→ What needs to be done
Every line below should be repeated exactly.

→ Data shown

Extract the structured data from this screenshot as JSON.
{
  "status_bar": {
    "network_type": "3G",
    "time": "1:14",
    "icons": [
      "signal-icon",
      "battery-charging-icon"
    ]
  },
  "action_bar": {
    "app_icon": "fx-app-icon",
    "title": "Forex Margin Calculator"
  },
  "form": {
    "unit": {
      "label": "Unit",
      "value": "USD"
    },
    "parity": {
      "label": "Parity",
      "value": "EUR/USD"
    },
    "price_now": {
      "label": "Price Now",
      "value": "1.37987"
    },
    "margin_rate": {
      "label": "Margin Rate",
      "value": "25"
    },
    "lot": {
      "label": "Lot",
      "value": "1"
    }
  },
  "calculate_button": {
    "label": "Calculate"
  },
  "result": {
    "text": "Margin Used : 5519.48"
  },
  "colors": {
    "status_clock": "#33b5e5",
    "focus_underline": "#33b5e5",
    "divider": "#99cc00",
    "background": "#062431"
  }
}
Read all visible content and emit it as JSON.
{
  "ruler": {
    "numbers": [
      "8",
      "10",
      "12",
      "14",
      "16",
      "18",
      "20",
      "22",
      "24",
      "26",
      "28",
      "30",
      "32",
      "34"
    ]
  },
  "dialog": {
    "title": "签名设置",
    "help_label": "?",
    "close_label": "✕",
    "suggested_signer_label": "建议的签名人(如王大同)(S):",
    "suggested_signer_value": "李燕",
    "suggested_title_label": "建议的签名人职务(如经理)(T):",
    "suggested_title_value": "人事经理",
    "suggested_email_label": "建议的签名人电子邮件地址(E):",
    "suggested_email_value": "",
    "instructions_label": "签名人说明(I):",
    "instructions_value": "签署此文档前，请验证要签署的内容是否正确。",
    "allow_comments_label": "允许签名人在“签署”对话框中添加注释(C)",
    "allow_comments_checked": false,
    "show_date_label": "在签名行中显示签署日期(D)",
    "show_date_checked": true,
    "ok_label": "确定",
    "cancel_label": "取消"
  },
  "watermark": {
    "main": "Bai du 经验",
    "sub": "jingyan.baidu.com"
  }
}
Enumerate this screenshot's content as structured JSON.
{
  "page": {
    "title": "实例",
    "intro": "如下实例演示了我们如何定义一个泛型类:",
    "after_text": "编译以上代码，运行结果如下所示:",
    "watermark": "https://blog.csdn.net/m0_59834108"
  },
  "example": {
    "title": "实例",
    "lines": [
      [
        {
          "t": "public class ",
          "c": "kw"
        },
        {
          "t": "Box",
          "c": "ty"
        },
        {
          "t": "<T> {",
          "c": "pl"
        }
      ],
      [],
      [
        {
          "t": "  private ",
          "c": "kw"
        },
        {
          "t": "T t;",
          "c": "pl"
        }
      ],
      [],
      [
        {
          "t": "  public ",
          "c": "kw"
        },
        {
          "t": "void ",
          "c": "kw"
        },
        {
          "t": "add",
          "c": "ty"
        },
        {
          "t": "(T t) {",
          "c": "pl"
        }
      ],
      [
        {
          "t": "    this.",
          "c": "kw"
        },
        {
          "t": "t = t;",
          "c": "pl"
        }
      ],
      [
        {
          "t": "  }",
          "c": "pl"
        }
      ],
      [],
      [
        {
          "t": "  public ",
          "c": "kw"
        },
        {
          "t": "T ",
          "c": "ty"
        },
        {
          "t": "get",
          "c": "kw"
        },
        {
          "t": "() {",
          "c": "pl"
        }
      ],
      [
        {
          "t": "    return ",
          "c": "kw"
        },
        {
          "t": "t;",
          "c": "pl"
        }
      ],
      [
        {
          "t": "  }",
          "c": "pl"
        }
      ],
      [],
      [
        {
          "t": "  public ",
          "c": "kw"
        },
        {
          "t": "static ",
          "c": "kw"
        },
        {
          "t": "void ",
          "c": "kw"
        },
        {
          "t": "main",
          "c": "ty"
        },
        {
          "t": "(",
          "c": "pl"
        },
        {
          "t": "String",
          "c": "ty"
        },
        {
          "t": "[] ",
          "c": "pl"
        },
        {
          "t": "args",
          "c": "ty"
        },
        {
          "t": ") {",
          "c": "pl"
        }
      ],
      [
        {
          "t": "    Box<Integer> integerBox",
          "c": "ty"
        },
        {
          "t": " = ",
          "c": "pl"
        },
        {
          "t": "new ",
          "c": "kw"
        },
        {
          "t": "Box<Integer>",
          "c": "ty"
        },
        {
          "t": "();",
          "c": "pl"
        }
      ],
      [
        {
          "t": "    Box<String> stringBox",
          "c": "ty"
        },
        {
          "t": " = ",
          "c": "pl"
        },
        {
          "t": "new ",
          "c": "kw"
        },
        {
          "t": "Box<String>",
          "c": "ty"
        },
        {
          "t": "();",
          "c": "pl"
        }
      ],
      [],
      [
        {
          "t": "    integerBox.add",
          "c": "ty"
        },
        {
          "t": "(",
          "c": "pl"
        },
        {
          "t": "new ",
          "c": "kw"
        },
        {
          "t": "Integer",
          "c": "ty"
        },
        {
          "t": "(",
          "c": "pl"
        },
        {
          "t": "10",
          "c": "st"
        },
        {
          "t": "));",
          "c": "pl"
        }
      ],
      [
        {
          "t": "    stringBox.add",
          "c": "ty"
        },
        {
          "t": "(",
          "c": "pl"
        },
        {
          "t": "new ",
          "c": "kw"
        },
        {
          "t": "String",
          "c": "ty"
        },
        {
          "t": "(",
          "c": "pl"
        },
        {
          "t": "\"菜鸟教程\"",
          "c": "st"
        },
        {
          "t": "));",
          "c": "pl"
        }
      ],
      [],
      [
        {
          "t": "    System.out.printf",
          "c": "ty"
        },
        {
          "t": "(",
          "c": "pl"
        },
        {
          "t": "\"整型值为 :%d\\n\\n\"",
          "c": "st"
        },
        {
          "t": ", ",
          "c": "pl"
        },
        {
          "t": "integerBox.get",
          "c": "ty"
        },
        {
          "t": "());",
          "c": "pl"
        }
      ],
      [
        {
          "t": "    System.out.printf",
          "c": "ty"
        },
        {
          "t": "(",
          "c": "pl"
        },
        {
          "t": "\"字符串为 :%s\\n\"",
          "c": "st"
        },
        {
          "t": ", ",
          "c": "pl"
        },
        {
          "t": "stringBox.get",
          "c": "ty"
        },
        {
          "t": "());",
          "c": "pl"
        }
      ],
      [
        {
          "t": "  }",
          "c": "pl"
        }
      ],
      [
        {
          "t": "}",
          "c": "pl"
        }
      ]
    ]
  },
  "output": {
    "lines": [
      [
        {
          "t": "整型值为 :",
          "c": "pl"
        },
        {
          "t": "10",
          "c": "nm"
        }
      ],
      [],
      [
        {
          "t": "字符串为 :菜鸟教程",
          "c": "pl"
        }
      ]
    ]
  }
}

→ The solution
Extract the structured data from this screenshot as JSON.
{
  "status_bar": {
    "network_type": "3G",
    "time": "1:14",
    "icons": [
      "signal-icon",
      "battery-charging-icon"
    ]
  },
  "action_bar": {
    "app_icon": "fx-app-icon",
    "title": "Forex Margin Calculator"
  },
  "form": {
    "unit": {
      "label": "Unit",
      "value": "USD"
    },
    "parity": {
      "label": "Parity",
      "value": "EUR/USD"
    },
    "price_now": {
      "label": "Price Now",
      "value": "1.37987"
    },
    "margin_rate": {
      "label": "Margin Rate",
      "value": "25"
    },
    "lot": {
      "label": "Lot",
      "value": "1"
    }
  },
  "calculate_button": {
    "label": "Calculate"
  },
  "result": {
    "text": "Margin Used : 5519.48"
  },
  "colors": {
    "status_clock": "#33b5e5",
    "focus_underline": "#33b5e5",
    "divider": "#99cc00",
    "background": "#062431"
  }
}
Read all visible content and emit it as JSON.
{
  "ruler": {
    "numbers": [
      "8",
      "10",
      "12",
      "14",
      "16",
      "18",
      "20",
      "22",
      "24",
      "26",
      "28",
      "30",
      "32",
      "34"
    ]
  },
  "dialog": {
    "title": "签名设置",
    "help_label": "?",
    "close_label": "✕",
    "suggested_signer_label": "建议的签名人(如王大同)(S):",
    "suggested_signer_value": "李燕",
    "suggested_title_label": "建议的签名人职务(如经理)(T):",
    "suggested_title_value": "人事经理",
    "suggested_email_label": "建议的签名人电子邮件地址(E):",
    "suggested_email_value": "",
    "instructions_label": "签名人说明(I):",
    "instructions_value": "签署此文档前，请验证要签署的内容是否正确。",
    "allow_comments_label": "允许签名人在“签署”对话框中添加注释(C)",
    "allow_comments_checked": false,
    "show_date_label": "在签名行中显示签署日期(D)",
    "show_date_checked": true,
    "ok_label": "确定",
    "cancel_label": "取消"
  },
  "watermark": {
    "main": "Bai du 经验",
    "sub": "jingyan.baidu.com"
  }
}
Enumerate this screenshot's content as structured JSON.
{
  "page": {
    "title": "实例",
    "intro": "如下实例演示了我们如何定义一个泛型类:",
    "after_text": "编译以上代码，运行结果如下所示:",
    "watermark": "https://blog.csdn.net/m0_59834108"
  },
  "example": {
    "title": "实例",
    "lines": [
      [
        {
          "t": "public class ",
          "c": "kw"
        },
        {
          "t": "Box",
          "c": "ty"
        },
        {
          "t": "<T> {",
          "c": "pl"
        }
      ],
      [],
      [
        {
          "t": "  private ",
          "c": "kw"
        },
        {
          "t": "T t;",
          "c": "pl"
        }
      ],
      [],
      [
        {
          "t": "  public ",
          "c": "kw"
        },
        {
          "t": "void ",
          "c": "kw"
        },
        {
          "t": "add",
          "c": "ty"
        },
        {
          "t": "(T t) {",
          "c": "pl"
        }
      ],
      [
        {
          "t": "    this.",
          "c": "kw"
        },
        {
          "t": "t = t;",
          "c": "pl"
        }
      ],
      [
        {
          "t": "  }",
          "c": "pl"
        }
      ],
      [],
      [
        {
          "t": "  public ",
          "c": "kw"
        },
        {
          "t": "T ",
          "c": "ty"
        },
        {
          "t": "get",
          "c": "kw"
        },
        {
          "t": "() {",
          "c": "pl"
        }
      ],
      [
        {
          "t": "    return ",
          "c": "kw"
        },
        {
          "t": "t;",
          "c": "pl"
        }
      ],
      [
        {
          "t": "  }",
          "c": "pl"
        }
      ],
      [],
      [
        {
          "t": "  public ",
          "c": "kw"
        },
        {
          "t": "static ",
          "c": "kw"
        },
        {
          "t": "void ",
          "c": "kw"
        },
        {
          "t": "main",
          "c": "ty"
        },
        {
          "t": "(",
          "c": "pl"
        },
        {
          "t": "String",
          "c": "ty"
        },
        {
          "t": "[] ",
          "c": "pl"
        },
        {
          "t": "args",
          "c": "ty"
        },
        {
          "t": ") {",
          "c": "pl"
        }
      ],
      [
        {
          "t": "    Box<Integer> integerBox",
          "c": "ty"
        },
        {
          "t": " = ",
          "c": "pl"
        },
        {
          "t": "new ",
          "c": "kw"
        },
        {
          "t": "Box<Integer>",
          "c": "ty"
        },
        {
          "t": "();",
          "c": "pl"
        }
      ],
      [
        {
          "t": "    Box<String> stringBox",
          "c": "ty"
        },
        {
          "t": " = ",
          "c": "pl"
        },
        {
          "t": "new ",
          "c": "kw"
        },
        {
          "t": "Box<String>",
          "c": "ty"
        },
        {
          "t": "();",
          "c": "pl"
        }
      ],
      [],
      [
        {
          "t": "    integerBox.add",
          "c": "ty"
        },
        {
          "t": "(",
          "c": "pl"
        },
        {
          "t": "new ",
          "c": "kw"
        },
        {
          "t": "Integer",
          "c": "ty"
        },
        {
          "t": "(",
          "c": "pl"
        },
        {
          "t": "10",
          "c": "st"
        },
        {
          "t": "));",
          "c": "pl"
        }
      ],
      [
        {
          "t": "    stringBox.add",
          "c": "ty"
        },
        {
          "t": "(",
          "c": "pl"
        },
        {
          "t": "new ",
          "c": "kw"
        },
        {
          "t": "String",
          "c": "ty"
        },
        {
          "t": "(",
          "c": "pl"
        },
        {
          "t": "\"菜鸟教程\"",
          "c": "st"
        },
        {
          "t": "));",
          "c": "pl"
        }
      ],
      [],
      [
        {
          "t": "    System.out.printf",
          "c": "ty"
        },
        {
          "t": "(",
          "c": "pl"
        },
        {
          "t": "\"整型值为 :%d\\n\\n\"",
          "c": "st"
        },
        {
          "t": ", ",
          "c": "pl"
        },
        {
          "t": "integerBox.get",
          "c": "ty"
        },
        {
          "t": "());",
          "c": "pl"
        }
      ],
      [
        {
          "t": "    System.out.printf",
          "c": "ty"
        },
        {
          "t": "(",
          "c": "pl"
        },
        {
          "t": "\"字符串为 :%s\\n\"",
          "c": "st"
        },
        {
          "t": ", ",
          "c": "pl"
        },
        {
          "t": "stringBox.get",
          "c": "ty"
        },
        {
          "t": "());",
          "c": "pl"
        }
      ],
      [
        {
          "t": "  }",
          "c": "pl"
        }
      ],
      [
        {
          "t": "}",
          "c": "pl"
        }
      ]
    ]
  },
  "output": {
    "lines": [
      [
        {
          "t": "整型值为 :",
          "c": "pl"
        },
        {
          "t": "10",
          "c": "nm"
        }
      ],
      [],
      [
        {
          "t": "字符串为 :菜鸟教程",
          "c": "pl"
        }
      ]
    ]
  }
}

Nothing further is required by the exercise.